» **WORK TO BE COMPLETED**
Pick out each line in these entries that contains the string "type".

» **RECORD EXTRACTS**

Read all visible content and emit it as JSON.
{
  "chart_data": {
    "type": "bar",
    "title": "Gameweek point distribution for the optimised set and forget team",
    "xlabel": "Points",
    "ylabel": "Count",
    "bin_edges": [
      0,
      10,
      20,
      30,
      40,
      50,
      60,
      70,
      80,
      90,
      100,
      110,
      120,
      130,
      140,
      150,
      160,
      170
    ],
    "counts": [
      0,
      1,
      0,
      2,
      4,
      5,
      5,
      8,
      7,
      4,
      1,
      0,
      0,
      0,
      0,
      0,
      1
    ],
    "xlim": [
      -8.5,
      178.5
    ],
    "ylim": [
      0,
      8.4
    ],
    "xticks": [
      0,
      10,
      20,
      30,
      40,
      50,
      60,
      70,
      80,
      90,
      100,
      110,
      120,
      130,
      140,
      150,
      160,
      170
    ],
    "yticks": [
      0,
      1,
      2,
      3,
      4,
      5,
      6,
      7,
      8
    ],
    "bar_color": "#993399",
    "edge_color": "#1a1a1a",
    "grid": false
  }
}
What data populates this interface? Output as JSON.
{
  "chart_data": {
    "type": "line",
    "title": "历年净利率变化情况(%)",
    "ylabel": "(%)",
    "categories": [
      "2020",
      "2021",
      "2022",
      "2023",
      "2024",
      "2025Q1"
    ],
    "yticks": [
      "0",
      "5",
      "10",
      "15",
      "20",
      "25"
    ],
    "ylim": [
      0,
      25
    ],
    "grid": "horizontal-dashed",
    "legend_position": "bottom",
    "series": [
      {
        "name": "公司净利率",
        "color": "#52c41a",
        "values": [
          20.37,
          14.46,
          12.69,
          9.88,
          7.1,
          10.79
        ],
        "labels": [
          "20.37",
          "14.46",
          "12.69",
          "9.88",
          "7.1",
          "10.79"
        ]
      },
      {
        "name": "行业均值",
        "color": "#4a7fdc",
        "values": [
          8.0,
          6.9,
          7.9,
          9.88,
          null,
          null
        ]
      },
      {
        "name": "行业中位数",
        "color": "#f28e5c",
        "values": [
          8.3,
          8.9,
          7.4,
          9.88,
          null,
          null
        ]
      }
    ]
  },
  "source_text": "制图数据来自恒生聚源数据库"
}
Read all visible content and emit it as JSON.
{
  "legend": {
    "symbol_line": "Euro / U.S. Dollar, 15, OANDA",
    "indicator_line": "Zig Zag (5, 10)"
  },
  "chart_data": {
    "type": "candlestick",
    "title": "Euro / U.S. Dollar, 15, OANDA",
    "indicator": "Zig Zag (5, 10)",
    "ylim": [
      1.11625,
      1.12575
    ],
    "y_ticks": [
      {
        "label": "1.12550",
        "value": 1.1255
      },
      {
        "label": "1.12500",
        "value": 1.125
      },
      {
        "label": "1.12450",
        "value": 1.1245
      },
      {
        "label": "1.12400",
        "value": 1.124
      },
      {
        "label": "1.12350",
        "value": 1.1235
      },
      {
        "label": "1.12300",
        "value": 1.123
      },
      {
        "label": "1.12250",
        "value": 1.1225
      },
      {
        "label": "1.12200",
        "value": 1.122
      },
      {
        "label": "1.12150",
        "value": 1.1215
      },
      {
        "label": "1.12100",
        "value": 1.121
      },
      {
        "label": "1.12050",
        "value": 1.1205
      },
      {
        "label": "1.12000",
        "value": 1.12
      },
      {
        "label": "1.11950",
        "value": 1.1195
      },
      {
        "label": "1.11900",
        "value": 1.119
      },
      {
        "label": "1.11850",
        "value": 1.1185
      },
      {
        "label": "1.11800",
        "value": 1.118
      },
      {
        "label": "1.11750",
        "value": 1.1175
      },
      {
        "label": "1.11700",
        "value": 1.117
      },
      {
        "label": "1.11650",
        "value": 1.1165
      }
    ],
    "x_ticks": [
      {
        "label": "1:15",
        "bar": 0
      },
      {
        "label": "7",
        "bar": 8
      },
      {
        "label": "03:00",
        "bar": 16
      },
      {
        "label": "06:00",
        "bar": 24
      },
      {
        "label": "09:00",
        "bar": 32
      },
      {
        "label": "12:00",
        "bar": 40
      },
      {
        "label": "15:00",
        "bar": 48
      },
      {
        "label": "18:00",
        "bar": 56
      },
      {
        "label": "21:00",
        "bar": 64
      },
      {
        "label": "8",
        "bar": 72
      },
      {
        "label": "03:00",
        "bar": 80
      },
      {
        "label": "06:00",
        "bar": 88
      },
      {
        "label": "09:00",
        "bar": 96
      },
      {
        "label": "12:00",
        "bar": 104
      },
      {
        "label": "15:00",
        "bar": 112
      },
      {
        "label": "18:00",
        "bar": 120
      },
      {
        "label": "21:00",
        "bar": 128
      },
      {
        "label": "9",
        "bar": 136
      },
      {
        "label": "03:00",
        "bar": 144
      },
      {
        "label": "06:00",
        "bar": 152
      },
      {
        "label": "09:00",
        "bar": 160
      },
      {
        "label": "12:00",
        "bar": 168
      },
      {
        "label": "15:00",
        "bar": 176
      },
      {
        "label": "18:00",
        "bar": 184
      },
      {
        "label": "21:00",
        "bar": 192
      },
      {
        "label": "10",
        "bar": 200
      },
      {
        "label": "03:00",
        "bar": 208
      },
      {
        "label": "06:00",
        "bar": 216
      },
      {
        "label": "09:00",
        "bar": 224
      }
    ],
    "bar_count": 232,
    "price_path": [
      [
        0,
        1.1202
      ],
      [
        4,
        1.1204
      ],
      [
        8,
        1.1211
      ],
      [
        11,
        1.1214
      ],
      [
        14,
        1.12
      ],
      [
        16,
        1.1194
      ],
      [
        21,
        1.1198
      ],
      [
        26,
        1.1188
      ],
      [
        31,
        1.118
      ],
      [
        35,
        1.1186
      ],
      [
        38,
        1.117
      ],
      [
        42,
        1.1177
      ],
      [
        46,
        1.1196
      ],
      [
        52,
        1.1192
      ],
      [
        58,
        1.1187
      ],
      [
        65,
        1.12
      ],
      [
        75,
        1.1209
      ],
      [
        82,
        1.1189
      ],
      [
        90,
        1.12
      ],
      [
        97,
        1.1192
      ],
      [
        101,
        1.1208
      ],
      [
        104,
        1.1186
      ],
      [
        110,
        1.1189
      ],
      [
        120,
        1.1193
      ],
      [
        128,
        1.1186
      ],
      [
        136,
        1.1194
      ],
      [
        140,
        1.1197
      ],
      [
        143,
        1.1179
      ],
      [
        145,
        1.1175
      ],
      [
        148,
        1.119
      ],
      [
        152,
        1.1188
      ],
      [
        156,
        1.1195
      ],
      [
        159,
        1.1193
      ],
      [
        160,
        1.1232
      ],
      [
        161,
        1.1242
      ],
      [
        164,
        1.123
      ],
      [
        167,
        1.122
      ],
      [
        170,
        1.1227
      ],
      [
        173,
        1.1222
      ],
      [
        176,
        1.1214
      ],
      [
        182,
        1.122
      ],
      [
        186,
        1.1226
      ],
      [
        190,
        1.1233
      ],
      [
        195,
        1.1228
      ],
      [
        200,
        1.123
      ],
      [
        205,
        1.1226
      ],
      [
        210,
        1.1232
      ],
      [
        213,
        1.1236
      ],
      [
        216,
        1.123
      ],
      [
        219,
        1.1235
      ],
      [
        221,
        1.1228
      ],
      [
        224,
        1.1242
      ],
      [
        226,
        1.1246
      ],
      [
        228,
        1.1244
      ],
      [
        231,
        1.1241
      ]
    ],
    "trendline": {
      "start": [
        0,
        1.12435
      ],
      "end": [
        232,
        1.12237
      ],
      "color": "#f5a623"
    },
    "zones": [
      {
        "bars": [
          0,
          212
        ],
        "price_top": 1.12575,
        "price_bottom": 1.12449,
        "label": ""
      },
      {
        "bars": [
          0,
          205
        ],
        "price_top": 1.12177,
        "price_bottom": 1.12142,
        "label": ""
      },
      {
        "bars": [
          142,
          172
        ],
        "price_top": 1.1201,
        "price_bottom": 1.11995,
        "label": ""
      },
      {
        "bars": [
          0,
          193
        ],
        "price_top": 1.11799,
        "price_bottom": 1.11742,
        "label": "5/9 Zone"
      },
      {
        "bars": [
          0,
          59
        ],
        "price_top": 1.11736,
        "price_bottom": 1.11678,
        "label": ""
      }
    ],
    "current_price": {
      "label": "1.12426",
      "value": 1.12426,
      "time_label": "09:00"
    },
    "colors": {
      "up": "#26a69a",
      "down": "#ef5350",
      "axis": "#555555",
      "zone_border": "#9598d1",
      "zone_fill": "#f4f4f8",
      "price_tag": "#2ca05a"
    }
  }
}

» **TASK SOLUTION**
    "type": "bar",
    "type": "line",
    "type": "candlestick",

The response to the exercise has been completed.